#### [Written task]
Reproduce the listing verbatim.

## START Raw data

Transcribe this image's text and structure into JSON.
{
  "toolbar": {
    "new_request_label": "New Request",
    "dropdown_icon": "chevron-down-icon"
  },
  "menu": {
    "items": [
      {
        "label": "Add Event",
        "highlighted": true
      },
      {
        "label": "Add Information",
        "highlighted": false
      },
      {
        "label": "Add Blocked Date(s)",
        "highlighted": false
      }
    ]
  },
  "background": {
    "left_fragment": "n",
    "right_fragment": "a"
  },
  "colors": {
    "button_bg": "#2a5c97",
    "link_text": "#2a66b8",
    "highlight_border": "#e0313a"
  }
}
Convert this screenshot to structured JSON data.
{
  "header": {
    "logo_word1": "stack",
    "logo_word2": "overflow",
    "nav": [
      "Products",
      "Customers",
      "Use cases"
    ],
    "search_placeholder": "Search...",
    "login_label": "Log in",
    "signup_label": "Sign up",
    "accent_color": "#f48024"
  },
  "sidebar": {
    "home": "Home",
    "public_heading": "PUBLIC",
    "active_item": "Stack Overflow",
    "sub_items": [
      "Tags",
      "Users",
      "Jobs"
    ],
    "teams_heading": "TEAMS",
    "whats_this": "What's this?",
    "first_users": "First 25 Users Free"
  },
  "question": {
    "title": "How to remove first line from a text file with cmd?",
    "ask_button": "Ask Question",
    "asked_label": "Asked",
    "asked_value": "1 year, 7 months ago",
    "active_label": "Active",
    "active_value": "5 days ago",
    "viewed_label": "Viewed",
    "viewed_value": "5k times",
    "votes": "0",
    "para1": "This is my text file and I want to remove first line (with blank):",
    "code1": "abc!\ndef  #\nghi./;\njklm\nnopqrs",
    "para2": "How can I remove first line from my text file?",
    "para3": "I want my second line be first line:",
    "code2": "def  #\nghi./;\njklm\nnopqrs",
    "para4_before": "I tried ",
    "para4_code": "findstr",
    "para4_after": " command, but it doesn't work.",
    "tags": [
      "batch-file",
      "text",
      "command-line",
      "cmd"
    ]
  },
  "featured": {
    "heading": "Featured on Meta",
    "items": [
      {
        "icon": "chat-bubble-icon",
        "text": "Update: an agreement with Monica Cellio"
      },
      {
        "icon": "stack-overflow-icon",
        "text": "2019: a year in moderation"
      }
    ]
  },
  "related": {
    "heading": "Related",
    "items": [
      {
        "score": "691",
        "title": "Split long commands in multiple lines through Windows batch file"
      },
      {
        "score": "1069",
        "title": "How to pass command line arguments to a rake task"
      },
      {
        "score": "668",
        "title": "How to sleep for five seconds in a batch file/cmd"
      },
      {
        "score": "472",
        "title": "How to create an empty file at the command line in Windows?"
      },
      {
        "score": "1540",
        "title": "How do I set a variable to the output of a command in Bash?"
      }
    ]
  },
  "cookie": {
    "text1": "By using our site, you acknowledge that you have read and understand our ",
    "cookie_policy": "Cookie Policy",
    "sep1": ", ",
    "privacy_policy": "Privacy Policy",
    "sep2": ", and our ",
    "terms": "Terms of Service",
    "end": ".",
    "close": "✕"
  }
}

## END Raw data

#### [Written answer]
Transcribe this image's text and structure into JSON.
{
  "toolbar": {
    "new_request_label": "New Request",
    "dropdown_icon": "chevron-down-icon"
  },
  "menu": {
    "items": [
      {
        "label": "Add Event",
        "highlighted": true
      },
      {
        "label": "Add Information",
        "highlighted": false
      },
      {
        "label": "Add Blocked Date(s)",
        "highlighted": false
      }
    ]
  },
  "background": {
    "left_fragment": "n",
    "right_fragment": "a"
  },
  "colors": {
    "button_bg": "#2a5c97",
    "link_text": "#2a66b8",
    "highlight_border": "#e0313a"
  }
}
Convert this screenshot to structured JSON data.
{
  "header": {
    "logo_word1": "stack",
    "logo_word2": "overflow",
    "nav": [
      "Products",
      "Customers",
      "Use cases"
    ],
    "search_placeholder": "Search...",
    "login_label": "Log in",
    "signup_label": "Sign up",
    "accent_color": "#f48024"
  },
  "sidebar": {
    "home": "Home",
    "public_heading": "PUBLIC",
    "active_item": "Stack Overflow",
    "sub_items": [
      "Tags",
      "Users",
      "Jobs"
    ],
    "teams_heading": "TEAMS",
    "whats_this": "What's this?",
    "first_users": "First 25 Users Free"
  },
  "question": {
    "title": "How to remove first line from a text file with cmd?",
    "ask_button": "Ask Question",
    "asked_label": "Asked",
    "asked_value": "1 year, 7 months ago",
    "active_label": "Active",
    "active_value": "5 days ago",
    "viewed_label": "Viewed",
    "viewed_value": "5k times",
    "votes": "0",
    "para1": "This is my text file and I want to remove first line (with blank):",
    "code1": "abc!\ndef  #\nghi./;\njklm\nnopqrs",
    "para2": "How can I remove first line from my text file?",
    "para3": "I want my second line be first line:",
    "code2": "def  #\nghi./;\njklm\nnopqrs",
    "para4_before": "I tried ",
    "para4_code": "findstr",
    "para4_after": " command, but it doesn't work.",
    "tags": [
      "batch-file",
      "text",
      "command-line",
      "cmd"
    ]
  },
  "featured": {
    "heading": "Featured on Meta",
    "items": [
      {
        "icon": "chat-bubble-icon",
        "text": "Update: an agreement with Monica Cellio"
      },
      {
        "icon": "stack-overflow-icon",
        "text": "2019: a year in moderation"
      }
    ]
  },
  "related": {
    "heading": "Related",
    "items": [
      {
        "score": "691",
        "title": "Split long commands in multiple lines through Windows batch file"
      },
      {
        "score": "1069",
        "title": "How to pass command line arguments to a rake task"
      },
      {
        "score": "668",
        "title": "How to sleep for five seconds in a batch file/cmd"
      },
      {
        "score": "472",
        "title": "How to create an empty file at the command line in Windows?"
      },
      {
        "score": "1540",
        "title": "How do I set a variable to the output of a command in Bash?"
      }
    ]
  },
  "cookie": {
    "text1": "By using our site, you acknowledge that you have read and understand our ",
    "cookie_policy": "Cookie Policy",
    "sep1": ", ",
    "privacy_policy": "Privacy Policy",
    "sep2": ", and our ",
    "terms": "Terms of Service",
    "end": ".",
    "close": "✕"
  }
}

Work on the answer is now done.